Passage:
-- START --

Selendroid as a web scraper - android

I intend to create an Android application that performs a headless login to a website and then scrape some content from the subsequent page while maintaining the logged-in session.
I first used HtmlUnit in a normal Java project and it worked just fine. But later found that HtmlUnit is not compatible with Android.
Then I tried JSoup library by sending HTTP “POST” request to the login form. But the resulting page does not load up completely since JSoup won't support JavaScript.
I was then suggested to have a look on Selendroid which actually is an android test automation framework. But what I actually need is an Html parser that supports both JavaScript and Android. I find Selendroid quite difficult to understand which I can't even figure out which dependencies to use.
selendroid-client
selendroid-standalone
selendroid-server
With Selenium WebDriver, the code would be as simple as the following. But can somebody show me a similar code example for Selendroid as well?
WebDriver driver = new FirefoxDriver();
driver.get("https://mail.google.com/");
driver.findElement(By.id("email")).sendKeys(myEmail);
driver.findElement(By.id("pass")).sendKeys(pass);
// Click on 'Sign In' button
driver.findElement(By.id("signIn")).click();
And also,
What dependencies to add to my Gradle.Build file?
Which Selendroid libraries to import?

Unfortunately I didn't get Selendroid to work. But I find a workaround to scrape dynamic content by using just Android's built in WebView with JavaScript enabled.
mWebView = new WebView();
mWebView.getSettings().setJavaScriptEnabled(true);
mWebView.addJavascriptInterface(new HtmlHandler(), "HtmlHandler");
mWebView.setWebViewClient(new WebViewClient() {
#Override
public void onPageFinished(WebView view, String url) {
super.onPageFinished(view, url);
if (url == urlToLoad) {
// Pass html source to the HtmlHandler
WebView.loadUrl("javascript:HtmlHandler.handleHtml(document.documentElement.outerHTML);");
}
});
The JS method document.documentElement.outerHTML will retrieve the full html contained in the loaded url. Then the retrived html string is sent to handleHtml method in HtmlHandler class.
class HtmlHandler {
#JavascriptInterface
#SuppressWarnings("unused")
public void handleHtml(String html) {
// scrape the content here
}
}
You may use a library like Jsoup to scrape the necessary content from the html String.

I never had used Selendroid so I'm not really sure about that but searching by the net I found this example and, according to it, I suppose that your code translation from Selenium to Selendroid would be:
Translation code (in my opinion)

-- END --

Task list:
1. Answer these questions about the thread on Selendroid.
(a) Why did the page obtained with JSoup fail to load completely?
(b) Which JavaScript expression retrieves the full html of the loaded url in the WebView workaround?
(c) Which library is suggested for scraping the needed content from the html String?
2. Reproduce a portion of the thread on Selendroid, beginning at the words "Then I tried" and stopping after "dependencies to use.".

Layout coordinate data

-- START --

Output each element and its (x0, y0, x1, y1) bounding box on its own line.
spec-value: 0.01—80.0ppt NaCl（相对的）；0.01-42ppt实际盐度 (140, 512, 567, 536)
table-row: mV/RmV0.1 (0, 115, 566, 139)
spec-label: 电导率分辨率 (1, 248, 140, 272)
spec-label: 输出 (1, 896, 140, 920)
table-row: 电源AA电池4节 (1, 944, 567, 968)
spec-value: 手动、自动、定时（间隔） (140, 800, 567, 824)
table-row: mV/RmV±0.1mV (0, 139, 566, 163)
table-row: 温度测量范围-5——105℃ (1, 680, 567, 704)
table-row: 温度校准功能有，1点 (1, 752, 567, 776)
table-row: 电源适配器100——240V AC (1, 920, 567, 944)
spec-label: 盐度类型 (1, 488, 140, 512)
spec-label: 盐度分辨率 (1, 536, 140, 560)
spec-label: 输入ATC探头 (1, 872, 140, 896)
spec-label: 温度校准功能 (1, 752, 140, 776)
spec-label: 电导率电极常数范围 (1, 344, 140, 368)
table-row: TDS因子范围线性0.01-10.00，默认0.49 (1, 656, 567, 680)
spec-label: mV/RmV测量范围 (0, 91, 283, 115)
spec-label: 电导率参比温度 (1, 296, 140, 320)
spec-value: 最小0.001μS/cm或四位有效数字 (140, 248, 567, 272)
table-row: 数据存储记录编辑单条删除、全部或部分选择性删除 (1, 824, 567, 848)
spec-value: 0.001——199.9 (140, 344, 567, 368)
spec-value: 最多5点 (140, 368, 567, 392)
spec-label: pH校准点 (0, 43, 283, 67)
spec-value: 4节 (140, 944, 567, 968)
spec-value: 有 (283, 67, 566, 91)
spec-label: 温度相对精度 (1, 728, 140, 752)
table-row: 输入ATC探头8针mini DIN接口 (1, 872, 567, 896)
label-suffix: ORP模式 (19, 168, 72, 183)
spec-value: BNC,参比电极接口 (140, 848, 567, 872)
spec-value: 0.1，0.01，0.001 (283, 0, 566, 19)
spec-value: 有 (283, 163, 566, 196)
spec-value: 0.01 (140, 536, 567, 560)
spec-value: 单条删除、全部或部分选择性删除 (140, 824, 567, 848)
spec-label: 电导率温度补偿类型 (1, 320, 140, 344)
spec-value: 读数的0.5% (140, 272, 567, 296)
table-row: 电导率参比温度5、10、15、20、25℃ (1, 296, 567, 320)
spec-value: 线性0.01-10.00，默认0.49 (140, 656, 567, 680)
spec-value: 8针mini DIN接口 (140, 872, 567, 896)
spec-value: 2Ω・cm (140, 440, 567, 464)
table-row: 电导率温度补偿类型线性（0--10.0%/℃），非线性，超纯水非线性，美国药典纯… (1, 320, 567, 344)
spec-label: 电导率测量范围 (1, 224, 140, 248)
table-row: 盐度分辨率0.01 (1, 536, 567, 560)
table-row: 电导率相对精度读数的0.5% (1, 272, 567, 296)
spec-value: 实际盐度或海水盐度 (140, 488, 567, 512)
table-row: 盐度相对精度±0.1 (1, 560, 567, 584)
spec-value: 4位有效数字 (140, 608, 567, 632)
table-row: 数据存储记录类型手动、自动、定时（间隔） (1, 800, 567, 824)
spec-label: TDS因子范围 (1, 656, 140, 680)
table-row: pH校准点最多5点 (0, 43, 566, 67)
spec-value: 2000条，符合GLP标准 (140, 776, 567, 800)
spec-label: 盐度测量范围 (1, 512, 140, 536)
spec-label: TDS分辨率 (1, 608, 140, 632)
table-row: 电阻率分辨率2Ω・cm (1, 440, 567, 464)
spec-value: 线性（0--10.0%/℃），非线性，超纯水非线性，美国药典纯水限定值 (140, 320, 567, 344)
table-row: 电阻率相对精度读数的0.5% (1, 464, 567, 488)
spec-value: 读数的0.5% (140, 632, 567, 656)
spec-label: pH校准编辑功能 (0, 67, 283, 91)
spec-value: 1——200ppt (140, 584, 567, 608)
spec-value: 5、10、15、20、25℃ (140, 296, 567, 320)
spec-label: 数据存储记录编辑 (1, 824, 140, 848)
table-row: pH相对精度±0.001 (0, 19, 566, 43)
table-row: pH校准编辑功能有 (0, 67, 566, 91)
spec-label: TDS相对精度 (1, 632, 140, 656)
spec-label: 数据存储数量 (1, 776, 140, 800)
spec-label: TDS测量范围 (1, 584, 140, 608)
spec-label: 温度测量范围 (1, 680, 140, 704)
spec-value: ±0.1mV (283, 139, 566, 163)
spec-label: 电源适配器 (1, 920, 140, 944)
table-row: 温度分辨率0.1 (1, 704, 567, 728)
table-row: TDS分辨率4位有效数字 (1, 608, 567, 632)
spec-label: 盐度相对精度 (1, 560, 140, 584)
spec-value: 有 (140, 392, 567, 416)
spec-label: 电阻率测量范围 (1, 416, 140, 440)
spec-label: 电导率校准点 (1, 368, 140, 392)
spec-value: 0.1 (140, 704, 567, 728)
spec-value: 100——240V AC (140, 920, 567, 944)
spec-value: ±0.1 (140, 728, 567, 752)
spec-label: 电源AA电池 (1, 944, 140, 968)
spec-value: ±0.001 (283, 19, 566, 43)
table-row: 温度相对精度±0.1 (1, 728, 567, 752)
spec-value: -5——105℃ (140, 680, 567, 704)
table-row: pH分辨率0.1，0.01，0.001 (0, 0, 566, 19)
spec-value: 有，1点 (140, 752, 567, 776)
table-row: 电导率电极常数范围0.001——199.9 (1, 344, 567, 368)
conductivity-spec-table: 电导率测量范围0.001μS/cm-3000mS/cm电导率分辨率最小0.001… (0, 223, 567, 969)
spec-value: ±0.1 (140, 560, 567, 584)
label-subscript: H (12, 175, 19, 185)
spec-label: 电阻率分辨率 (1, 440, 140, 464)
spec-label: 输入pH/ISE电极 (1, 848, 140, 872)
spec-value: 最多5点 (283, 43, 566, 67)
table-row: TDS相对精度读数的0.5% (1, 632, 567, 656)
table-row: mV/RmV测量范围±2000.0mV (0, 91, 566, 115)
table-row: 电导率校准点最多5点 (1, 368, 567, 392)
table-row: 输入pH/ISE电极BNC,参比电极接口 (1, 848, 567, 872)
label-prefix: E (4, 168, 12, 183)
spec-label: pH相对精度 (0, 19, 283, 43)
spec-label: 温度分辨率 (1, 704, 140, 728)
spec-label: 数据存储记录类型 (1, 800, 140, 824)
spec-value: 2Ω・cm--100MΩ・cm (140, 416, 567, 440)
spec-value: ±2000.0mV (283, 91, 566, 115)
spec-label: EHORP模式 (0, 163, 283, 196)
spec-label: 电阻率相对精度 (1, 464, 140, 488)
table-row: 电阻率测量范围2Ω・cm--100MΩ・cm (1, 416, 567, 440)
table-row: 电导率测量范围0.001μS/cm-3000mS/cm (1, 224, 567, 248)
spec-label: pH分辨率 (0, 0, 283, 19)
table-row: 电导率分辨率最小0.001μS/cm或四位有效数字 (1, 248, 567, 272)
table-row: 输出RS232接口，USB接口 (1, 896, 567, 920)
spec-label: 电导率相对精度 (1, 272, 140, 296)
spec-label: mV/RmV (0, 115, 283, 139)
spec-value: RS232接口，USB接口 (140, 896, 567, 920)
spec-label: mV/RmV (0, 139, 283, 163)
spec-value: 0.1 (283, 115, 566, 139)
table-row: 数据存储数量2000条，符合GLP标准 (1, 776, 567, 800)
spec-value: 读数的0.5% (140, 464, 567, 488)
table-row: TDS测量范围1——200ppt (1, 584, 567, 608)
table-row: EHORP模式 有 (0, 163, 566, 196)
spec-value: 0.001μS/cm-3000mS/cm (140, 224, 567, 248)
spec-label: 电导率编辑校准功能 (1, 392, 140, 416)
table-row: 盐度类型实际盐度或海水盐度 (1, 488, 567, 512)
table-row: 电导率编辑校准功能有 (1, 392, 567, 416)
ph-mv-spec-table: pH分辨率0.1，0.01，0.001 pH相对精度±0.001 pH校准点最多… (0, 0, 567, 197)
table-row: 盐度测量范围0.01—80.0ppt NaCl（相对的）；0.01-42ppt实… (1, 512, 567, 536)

-- END --

Exercise results:
1.
(a) JSoup does not support JavaScript.
(b) document.documentElement.outerHTML
(c) Jsoup

2.
Then I tried JSoup library by sending HTTP “POST” request to the login form. But the resulting page does not load up completely since JSoup won't support JavaScript.
I was then suggested to have a look on Selendroid which actually is an android test automation framework. But what I actually need is an Html parser that supports both JavaScript and Android. I find Selendroid quite difficult to understand which I can't even figure out which dependencies to use.